Work to complete:
**1)** In the radio restoration text, what was the total price paid for the Bendix radio on eBay?
**2)** Copy out the lines of the records without changes, starting at the first line of the records and continuing through the line containing "Bar [100, 122, 115, 124]".

Document extract:

>> BEGIN

After spending several days with my dad going over a batch of junk radios I'd bought, I felt more confident trying another project on my own. So I picked up this Bendix 753M on eBay for $25 (including shipping). (July 30, 2011)

As usual, you can find the schematic for this radio from Nostalgia Air. They have the Rider version. It appears in Rider's Perpetual Troubleshooter, Volume 23, Page 23-1. It's also in Beitman's Most Needed Radio Diagrams, Volume 14 (1954), Page 18. If you have a choice, Rider has four pages and more info. The Beitman just has the schematic and the dial cord diagrams. I haven't seen the Sams Photofact for this unit so I can't comment on it.

Bendix 735MX SchematicThose schematics are actually for the model 735M. Mine's a 735MX. I have yet to determine what the difference is. The Rider manual says the final letter indicates the cabinet wood: "F" is Cherry, "W" is blond oak and "M" is Mahogany. My guess is that MX is another variation of Mahogany. The cabinet has a schematic diagram glued to it on the bottom; mine is dry and beginning to disintegrate; I've looked it over and it appears identical to the 735M in the Rider/Beitman manuals.

>> END

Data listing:

>> BEGIN

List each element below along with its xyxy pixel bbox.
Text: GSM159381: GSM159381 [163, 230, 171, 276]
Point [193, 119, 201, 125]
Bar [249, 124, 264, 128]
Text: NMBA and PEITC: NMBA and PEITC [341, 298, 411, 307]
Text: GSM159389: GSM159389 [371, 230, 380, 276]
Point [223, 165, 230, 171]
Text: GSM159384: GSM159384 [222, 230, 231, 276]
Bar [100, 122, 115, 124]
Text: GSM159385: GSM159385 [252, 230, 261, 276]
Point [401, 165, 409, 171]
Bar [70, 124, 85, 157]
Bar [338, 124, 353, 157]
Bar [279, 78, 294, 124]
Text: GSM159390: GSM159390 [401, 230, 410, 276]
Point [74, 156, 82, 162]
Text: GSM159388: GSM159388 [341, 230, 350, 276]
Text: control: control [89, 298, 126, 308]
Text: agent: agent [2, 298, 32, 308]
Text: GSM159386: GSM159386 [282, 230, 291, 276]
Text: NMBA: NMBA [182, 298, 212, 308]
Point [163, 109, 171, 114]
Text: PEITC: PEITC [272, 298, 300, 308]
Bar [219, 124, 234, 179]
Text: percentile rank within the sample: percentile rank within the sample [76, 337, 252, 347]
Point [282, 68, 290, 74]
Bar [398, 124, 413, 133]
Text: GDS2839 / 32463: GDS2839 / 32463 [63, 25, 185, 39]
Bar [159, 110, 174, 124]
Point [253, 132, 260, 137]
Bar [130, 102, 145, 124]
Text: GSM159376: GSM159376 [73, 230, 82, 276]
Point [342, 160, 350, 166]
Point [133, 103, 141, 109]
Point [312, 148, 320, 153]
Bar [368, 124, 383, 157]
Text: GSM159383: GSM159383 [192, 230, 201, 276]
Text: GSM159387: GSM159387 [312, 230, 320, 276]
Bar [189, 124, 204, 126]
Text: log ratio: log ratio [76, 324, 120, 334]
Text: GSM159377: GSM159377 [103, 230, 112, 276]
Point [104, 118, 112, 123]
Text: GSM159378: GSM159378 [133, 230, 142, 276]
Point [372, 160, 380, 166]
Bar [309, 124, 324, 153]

>> END

Expected answers:
**1)** $25, including shipping.

**2)**
List each element below along with its xyxy pixel bbox.
Text: GSM159381: GSM159381 [163, 230, 171, 276]
Point [193, 119, 201, 125]
Bar [249, 124, 264, 128]
Text: NMBA and PEITC: NMBA and PEITC [341, 298, 411, 307]
Text: GSM159389: GSM159389 [371, 230, 380, 276]
Point [223, 165, 230, 171]
Text: GSM159384: GSM159384 [222, 230, 231, 276]
Bar [100, 122, 115, 124]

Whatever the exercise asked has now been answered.